→ **PROBLEM TO SOLVE**
Check each line of the entries below for the string "first"; copy every line where it appears.

====== INPUT MATERIAL

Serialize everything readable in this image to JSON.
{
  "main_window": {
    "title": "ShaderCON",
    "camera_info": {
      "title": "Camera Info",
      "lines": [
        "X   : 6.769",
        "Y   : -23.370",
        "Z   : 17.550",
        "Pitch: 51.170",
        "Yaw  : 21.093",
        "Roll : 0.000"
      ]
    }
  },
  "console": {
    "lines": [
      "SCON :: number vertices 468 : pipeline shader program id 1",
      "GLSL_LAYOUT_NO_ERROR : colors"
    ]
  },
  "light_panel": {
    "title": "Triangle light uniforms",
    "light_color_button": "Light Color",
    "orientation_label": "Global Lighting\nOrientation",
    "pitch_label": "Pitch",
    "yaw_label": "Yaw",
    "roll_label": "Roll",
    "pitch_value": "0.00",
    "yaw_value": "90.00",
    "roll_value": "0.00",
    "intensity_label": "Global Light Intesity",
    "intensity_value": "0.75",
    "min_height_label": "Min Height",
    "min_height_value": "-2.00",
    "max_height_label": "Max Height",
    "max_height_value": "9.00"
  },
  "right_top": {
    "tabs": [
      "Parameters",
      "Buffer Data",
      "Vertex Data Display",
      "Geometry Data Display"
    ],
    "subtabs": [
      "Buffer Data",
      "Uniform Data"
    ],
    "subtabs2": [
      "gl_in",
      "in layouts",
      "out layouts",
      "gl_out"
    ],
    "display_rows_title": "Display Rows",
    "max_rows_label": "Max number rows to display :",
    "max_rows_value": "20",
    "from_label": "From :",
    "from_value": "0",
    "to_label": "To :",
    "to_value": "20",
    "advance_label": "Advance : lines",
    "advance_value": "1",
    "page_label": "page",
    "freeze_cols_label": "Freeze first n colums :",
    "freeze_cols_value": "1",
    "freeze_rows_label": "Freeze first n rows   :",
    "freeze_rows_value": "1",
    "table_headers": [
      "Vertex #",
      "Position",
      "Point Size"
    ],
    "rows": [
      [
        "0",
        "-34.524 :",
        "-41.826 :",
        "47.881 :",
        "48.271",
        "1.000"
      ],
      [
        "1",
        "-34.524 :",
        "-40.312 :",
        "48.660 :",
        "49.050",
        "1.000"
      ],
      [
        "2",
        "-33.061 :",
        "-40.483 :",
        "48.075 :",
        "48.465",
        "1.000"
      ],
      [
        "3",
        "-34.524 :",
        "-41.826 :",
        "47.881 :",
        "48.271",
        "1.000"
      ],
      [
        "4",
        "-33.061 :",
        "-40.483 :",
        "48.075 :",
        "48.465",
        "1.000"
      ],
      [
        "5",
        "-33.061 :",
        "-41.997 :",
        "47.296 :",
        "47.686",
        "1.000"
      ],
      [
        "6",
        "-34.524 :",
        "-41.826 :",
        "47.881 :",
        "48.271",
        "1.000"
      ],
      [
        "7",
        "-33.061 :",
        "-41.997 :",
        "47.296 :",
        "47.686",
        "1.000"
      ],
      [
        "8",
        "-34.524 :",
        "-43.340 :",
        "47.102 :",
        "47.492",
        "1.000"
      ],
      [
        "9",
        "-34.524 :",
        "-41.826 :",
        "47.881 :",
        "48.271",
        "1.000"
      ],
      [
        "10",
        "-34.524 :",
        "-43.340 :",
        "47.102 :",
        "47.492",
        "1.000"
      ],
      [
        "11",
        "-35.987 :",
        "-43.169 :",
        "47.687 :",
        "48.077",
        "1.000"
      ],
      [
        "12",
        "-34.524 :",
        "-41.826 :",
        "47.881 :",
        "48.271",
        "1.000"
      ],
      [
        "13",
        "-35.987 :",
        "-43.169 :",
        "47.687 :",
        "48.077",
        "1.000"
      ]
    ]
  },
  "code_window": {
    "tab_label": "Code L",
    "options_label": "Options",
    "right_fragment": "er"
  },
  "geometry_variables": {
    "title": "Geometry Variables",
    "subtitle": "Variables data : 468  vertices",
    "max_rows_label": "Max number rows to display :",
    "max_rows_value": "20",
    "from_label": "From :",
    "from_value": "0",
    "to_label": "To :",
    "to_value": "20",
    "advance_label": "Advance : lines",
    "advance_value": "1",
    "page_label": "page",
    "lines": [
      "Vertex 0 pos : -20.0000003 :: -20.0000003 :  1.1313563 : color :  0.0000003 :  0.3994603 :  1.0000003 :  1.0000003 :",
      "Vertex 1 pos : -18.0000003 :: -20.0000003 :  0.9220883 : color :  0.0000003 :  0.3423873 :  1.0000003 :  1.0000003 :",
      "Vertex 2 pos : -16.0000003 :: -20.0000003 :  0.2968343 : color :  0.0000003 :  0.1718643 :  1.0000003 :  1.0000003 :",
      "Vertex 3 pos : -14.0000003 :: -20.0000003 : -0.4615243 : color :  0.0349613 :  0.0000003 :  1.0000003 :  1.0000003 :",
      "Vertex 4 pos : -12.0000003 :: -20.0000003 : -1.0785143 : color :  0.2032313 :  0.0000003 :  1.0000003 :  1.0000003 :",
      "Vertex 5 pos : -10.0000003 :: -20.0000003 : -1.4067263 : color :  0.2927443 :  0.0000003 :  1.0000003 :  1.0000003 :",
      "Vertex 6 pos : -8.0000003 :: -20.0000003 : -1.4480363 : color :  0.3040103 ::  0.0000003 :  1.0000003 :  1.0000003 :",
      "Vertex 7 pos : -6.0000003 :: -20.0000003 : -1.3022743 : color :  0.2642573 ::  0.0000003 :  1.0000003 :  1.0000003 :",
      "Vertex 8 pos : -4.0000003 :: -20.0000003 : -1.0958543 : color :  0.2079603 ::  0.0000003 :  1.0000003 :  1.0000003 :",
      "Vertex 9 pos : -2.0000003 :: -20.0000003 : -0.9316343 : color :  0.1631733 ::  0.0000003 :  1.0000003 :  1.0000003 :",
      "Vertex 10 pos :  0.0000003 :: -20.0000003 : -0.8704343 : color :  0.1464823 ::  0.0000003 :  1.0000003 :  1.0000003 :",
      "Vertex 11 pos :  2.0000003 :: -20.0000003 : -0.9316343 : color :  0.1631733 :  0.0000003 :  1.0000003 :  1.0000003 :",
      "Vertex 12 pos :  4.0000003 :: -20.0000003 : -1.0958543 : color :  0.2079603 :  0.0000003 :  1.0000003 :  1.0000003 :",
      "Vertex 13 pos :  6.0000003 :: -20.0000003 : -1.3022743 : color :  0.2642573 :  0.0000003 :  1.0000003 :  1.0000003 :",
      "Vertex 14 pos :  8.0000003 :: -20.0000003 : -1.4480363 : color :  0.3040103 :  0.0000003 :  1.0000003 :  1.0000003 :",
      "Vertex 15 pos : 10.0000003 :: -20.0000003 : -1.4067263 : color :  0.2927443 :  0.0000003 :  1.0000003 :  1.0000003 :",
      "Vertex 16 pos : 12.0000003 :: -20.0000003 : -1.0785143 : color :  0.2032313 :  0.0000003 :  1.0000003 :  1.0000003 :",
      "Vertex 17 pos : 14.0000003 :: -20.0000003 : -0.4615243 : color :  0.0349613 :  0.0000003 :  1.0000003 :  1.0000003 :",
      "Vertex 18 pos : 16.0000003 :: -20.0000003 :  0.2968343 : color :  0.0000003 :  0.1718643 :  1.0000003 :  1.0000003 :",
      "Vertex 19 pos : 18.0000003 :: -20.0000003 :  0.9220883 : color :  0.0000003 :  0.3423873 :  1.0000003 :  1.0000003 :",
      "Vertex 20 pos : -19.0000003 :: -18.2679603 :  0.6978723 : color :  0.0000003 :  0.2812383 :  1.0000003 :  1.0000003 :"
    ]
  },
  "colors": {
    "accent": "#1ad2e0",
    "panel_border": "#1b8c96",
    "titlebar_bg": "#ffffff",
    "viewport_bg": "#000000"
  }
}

============

→ **RESPONSE**
    "freeze_cols_label": "Freeze first n colums :",
    "freeze_rows_label": "Freeze first n rows   :",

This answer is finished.